# [Seçilmiş bölüm]
=-=-=
CHP Genel Başkanı Kemal Kılıçdaroğlu, "Bu hükümet ve kaçak sarayda oturan zat terör örgütüne yardım ve yataklık yapmışlardır. Bunu açık ve net söylüyorum. Terör örgütünün sponsoru, hamisi ve yardım ve yataklık yapanı bunlardır. Bütün milletimin bilmesini isterim. Gelen her şehidin sorumlusu bunlardır, ölen her çocuğun sorumlusu bunlardır. Terörle bizi baş başa bıraktı. Yazık günah bu millete" dedi.
=-=-=
# [Alıştırma verileri]
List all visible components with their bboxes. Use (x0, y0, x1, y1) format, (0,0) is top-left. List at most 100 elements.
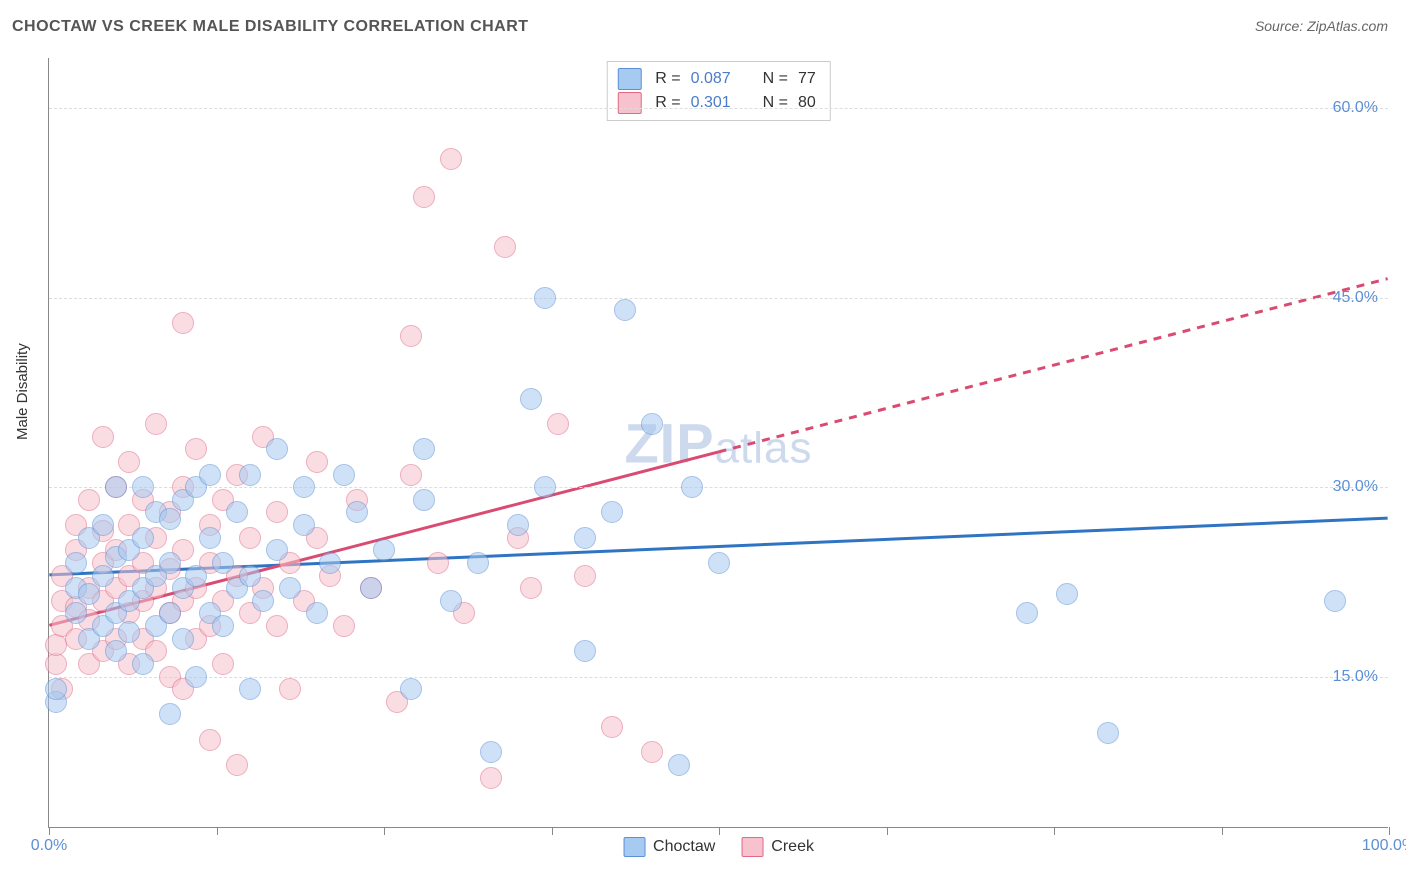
=-=-=
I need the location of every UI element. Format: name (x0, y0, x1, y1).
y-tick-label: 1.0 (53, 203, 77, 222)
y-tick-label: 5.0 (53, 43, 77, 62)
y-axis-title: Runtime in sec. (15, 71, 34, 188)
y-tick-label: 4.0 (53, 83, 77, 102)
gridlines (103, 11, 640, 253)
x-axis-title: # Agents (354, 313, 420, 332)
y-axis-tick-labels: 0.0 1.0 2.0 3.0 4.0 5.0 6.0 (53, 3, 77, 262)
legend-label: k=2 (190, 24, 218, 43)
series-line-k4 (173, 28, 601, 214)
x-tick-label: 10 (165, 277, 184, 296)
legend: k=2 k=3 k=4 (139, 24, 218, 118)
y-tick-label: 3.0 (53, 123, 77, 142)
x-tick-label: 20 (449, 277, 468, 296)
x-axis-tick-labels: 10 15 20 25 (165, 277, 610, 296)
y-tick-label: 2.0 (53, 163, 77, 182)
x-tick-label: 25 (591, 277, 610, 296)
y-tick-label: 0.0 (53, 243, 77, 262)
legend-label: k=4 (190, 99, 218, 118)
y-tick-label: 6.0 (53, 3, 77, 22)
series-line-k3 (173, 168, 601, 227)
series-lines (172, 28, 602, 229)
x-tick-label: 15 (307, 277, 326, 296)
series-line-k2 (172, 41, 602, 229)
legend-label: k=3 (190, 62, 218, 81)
=-=-=
# [Yapılacak işler]
#1 Seçilmiş bölümde Kemal Kılıçdaroğlu hangi partinin genel başkanı olarak geçiyor?
#2 Kayıtlarda "I need the location" ifadesinin geçtiği satırdan başlayıp "legend-label: k=3 (190, 62, 218, 81)" ifadesinin geçtiği satırda bitecek şekilde yalnızca bu satırları yeniden yazın. Bu satırlarda "legend-label" yerine "legend-entry" koyun ve geri kalan her şeyi olduğu gibi bırakın.
Seçilmiş bölüm ile kayıtlar birbirinden bağımsız malzemelerdir.

# [Cevaplar]
#1 CHP'nin genel başkanı olarak geçiyor.

#2
I need the location of every UI element. Format: name (x0, y0, x1, y1).
y-tick-label: 1.0 (53, 203, 77, 222)
y-tick-label: 5.0 (53, 43, 77, 62)
y-axis-title: Runtime in sec. (15, 71, 34, 188)
y-tick-label: 4.0 (53, 83, 77, 102)
gridlines (103, 11, 640, 253)
x-axis-title: # Agents (354, 313, 420, 332)
y-axis-tick-labels: 0.0 1.0 2.0 3.0 4.0 5.0 6.0 (53, 3, 77, 262)
legend-entry: k=2 (190, 24, 218, 43)
series-line-k4 (173, 28, 601, 214)
x-tick-label: 10 (165, 277, 184, 296)
legend: k=2 k=3 k=4 (139, 24, 218, 118)
y-tick-label: 3.0 (53, 123, 77, 142)
x-tick-label: 20 (449, 277, 468, 296)
x-axis-tick-labels: 10 15 20 25 (165, 277, 610, 296)
y-tick-label: 2.0 (53, 163, 77, 182)
x-tick-label: 25 (591, 277, 610, 296)
y-tick-label: 0.0 (53, 243, 77, 262)
legend-entry: k=4 (190, 99, 218, 118)
y-tick-label: 6.0 (53, 3, 77, 22)
series-line-k3 (173, 168, 601, 227)
series-lines (172, 28, 602, 229)
x-tick-label: 15 (307, 277, 326, 296)
series-line-k2 (172, 41, 602, 229)
legend-entry: k=3 (190, 62, 218, 81)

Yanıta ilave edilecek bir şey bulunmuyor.